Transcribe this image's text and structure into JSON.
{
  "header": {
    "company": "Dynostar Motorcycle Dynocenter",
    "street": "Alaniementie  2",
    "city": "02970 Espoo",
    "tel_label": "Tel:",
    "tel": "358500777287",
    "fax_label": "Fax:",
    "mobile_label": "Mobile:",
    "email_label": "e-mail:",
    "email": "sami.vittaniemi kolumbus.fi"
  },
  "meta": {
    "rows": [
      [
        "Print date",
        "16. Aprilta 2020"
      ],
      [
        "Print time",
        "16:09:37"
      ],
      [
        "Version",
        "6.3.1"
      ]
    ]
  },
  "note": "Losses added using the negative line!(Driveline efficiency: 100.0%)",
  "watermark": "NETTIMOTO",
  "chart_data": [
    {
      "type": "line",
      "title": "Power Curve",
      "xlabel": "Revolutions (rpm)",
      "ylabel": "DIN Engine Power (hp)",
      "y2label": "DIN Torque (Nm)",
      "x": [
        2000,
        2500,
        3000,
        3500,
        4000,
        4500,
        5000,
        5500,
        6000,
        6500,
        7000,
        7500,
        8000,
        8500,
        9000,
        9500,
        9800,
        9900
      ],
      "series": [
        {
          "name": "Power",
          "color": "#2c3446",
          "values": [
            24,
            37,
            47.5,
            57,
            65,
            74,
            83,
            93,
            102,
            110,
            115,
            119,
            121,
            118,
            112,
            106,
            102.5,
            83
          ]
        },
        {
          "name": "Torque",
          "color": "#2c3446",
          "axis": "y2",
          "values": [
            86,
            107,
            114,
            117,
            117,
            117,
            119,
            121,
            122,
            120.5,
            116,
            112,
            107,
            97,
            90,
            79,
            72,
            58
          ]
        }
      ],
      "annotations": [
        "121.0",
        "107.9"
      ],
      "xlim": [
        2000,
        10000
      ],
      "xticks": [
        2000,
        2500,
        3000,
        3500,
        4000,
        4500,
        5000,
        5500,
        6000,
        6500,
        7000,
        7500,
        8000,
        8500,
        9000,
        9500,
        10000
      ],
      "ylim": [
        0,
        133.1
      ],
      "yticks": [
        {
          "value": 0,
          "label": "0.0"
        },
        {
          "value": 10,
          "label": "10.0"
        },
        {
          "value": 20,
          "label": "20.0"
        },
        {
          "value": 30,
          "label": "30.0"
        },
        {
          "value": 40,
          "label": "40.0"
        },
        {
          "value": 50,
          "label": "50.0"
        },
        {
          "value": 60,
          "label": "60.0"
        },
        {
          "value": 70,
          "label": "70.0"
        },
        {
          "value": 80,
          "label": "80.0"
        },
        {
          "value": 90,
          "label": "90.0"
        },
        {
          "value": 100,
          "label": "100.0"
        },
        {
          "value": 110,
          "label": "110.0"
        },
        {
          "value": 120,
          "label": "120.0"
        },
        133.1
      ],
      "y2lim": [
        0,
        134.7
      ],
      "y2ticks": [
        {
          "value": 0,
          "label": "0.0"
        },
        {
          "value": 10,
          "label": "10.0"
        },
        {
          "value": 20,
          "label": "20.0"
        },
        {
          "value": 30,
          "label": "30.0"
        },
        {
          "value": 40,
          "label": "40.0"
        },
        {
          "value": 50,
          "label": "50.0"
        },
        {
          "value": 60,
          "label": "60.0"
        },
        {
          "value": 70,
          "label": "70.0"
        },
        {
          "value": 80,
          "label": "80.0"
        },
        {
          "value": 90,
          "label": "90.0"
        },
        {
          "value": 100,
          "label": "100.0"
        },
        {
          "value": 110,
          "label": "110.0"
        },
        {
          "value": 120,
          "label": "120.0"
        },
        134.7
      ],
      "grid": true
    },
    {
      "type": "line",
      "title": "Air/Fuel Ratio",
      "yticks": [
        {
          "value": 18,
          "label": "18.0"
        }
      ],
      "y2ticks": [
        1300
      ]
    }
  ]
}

= = = = =

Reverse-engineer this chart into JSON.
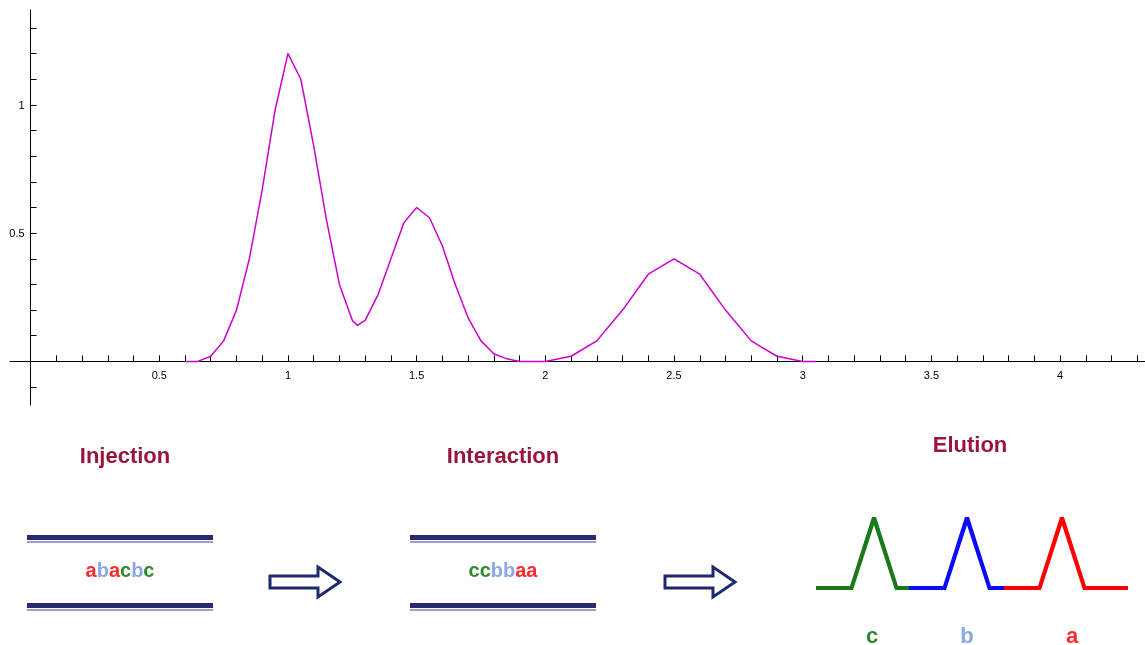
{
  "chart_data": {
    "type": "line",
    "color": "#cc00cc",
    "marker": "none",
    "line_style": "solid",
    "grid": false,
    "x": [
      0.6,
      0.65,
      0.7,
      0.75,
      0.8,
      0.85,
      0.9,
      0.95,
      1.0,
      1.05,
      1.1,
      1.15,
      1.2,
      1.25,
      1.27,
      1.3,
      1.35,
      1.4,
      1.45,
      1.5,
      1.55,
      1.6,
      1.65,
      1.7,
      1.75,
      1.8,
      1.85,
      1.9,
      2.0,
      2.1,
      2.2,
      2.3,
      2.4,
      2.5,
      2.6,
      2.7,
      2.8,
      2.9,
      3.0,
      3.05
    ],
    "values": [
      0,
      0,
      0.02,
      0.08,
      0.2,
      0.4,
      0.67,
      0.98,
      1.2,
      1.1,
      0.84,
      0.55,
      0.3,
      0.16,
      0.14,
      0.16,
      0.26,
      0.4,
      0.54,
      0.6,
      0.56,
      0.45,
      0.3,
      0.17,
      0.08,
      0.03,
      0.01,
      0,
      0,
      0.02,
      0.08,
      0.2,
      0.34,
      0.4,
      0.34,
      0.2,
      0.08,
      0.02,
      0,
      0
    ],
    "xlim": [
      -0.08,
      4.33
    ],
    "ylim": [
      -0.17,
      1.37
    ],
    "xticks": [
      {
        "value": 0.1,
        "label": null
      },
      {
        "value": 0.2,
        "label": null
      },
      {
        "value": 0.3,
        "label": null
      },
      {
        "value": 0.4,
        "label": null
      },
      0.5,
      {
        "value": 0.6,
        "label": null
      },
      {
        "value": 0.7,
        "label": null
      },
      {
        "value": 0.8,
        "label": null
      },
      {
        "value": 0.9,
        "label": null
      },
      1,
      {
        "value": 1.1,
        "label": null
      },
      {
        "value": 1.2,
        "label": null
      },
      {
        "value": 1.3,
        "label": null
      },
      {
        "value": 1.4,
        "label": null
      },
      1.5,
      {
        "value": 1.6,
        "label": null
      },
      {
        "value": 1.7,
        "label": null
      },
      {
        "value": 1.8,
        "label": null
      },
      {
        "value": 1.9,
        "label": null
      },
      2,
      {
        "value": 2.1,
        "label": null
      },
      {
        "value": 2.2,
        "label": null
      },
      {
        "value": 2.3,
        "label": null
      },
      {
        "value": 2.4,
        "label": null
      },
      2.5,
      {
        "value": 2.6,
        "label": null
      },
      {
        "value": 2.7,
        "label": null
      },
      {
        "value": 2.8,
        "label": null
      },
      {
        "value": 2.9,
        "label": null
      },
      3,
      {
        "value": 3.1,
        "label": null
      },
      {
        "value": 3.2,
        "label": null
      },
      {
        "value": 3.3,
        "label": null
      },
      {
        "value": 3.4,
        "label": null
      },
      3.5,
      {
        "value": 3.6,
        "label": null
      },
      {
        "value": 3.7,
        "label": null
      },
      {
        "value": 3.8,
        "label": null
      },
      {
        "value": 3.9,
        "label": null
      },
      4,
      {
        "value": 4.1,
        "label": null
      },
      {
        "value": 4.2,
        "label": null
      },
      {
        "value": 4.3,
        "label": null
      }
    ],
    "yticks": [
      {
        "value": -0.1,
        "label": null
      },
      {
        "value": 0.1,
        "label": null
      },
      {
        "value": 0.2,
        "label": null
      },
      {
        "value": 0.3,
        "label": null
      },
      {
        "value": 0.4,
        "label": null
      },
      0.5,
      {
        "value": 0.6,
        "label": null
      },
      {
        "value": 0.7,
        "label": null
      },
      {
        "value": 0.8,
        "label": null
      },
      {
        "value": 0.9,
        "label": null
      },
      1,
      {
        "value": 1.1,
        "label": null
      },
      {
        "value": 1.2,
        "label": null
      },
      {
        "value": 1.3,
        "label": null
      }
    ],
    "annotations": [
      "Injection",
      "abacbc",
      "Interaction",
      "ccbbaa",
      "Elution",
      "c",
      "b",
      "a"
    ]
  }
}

= = = = =

→ **Work instructions**
Find all lines holding the string "JSON" and copy them.

→ **Task result**
Transcribe this image's text and structure into JSON.
Reverse-engineer this chart into JSON.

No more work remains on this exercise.